(Dataset entries)
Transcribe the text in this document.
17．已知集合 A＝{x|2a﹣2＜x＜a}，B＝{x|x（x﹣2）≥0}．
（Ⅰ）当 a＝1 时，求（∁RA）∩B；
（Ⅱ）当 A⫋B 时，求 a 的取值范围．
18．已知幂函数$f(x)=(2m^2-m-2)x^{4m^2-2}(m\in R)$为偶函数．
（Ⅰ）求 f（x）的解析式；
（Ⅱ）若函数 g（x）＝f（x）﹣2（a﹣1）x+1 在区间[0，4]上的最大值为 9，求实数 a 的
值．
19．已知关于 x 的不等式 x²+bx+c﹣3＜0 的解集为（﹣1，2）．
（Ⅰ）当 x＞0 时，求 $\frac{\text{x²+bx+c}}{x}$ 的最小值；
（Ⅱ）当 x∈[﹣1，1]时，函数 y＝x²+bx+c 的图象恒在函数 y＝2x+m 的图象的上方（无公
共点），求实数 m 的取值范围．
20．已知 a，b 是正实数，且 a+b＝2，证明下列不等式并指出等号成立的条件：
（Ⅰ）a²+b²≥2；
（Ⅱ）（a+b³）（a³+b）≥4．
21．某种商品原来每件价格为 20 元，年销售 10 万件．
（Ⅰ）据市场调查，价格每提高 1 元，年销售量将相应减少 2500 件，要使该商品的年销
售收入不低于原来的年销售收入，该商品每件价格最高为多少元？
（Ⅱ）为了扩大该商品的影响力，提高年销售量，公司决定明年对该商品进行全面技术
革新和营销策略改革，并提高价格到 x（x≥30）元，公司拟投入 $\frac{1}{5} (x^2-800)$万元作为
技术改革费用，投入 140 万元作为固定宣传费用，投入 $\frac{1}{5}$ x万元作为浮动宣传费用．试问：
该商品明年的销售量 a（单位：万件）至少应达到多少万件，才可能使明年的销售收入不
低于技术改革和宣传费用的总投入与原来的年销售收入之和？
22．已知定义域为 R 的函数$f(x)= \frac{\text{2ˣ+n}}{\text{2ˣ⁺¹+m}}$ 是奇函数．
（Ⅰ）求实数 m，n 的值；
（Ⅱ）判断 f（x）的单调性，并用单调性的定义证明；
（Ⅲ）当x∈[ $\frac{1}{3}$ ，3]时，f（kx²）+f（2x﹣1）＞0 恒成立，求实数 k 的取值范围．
---
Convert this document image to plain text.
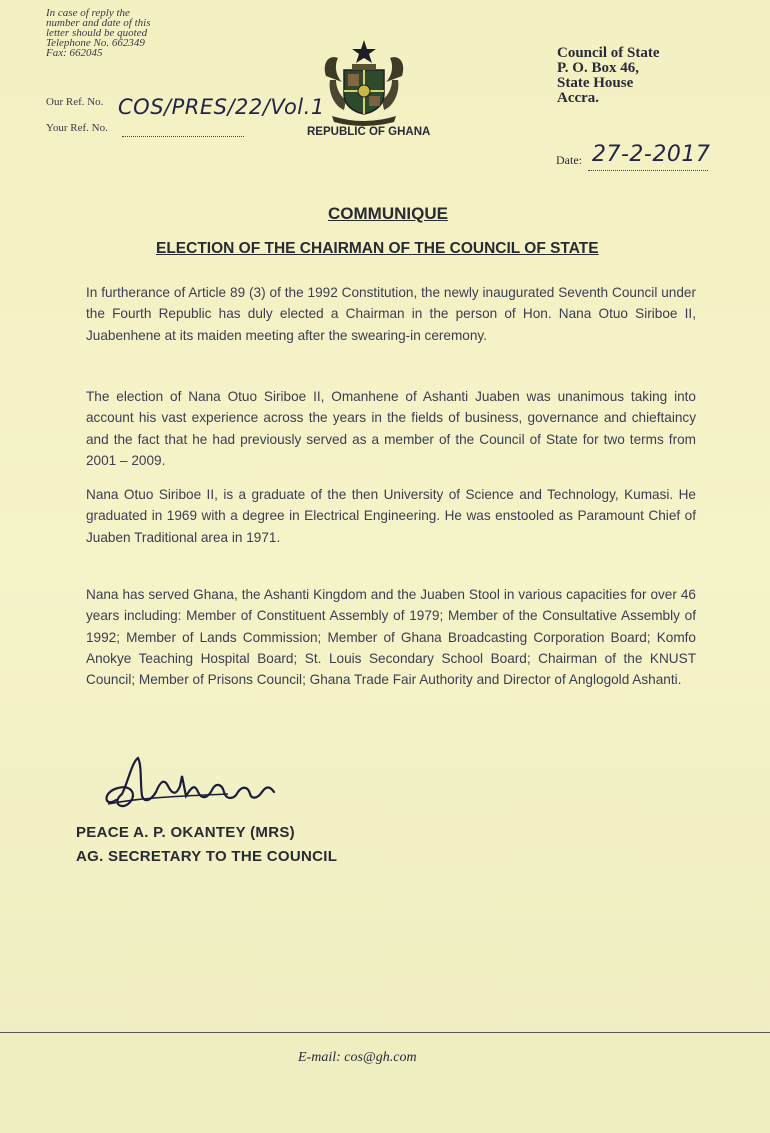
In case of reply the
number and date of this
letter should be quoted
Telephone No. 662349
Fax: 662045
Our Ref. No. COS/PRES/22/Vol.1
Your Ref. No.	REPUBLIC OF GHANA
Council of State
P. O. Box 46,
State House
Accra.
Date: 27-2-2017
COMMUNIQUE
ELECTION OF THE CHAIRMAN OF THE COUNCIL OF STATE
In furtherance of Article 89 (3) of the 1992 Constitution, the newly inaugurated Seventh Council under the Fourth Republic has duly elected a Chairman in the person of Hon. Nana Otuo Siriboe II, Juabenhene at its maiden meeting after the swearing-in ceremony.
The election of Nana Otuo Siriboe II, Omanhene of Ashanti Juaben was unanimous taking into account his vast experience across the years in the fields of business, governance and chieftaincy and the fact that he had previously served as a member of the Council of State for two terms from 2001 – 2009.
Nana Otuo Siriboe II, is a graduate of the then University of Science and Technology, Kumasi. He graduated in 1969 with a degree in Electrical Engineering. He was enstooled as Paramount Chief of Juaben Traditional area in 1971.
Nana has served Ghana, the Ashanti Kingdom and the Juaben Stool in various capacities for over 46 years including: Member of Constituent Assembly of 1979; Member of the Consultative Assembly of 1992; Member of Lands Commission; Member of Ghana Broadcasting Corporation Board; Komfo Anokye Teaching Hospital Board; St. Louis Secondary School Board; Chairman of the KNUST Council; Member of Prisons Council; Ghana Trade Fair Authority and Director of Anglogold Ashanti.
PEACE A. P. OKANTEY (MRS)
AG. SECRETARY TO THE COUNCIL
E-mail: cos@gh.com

What the task asks ▸ Report every line in the data above in which the word "text" appears.

The answer ▸
Transcribe the text in this document.
（Ⅰ）当 x＞0 时，求 $\frac{\text{x²+bx+c}}{x}$ 的最小值；
22．已知定义域为 R 的函数$f(x)= \frac{\text{2ˣ+n}}{\text{2ˣ⁺¹+m}}$ 是奇函数．
Convert this document image to plain text.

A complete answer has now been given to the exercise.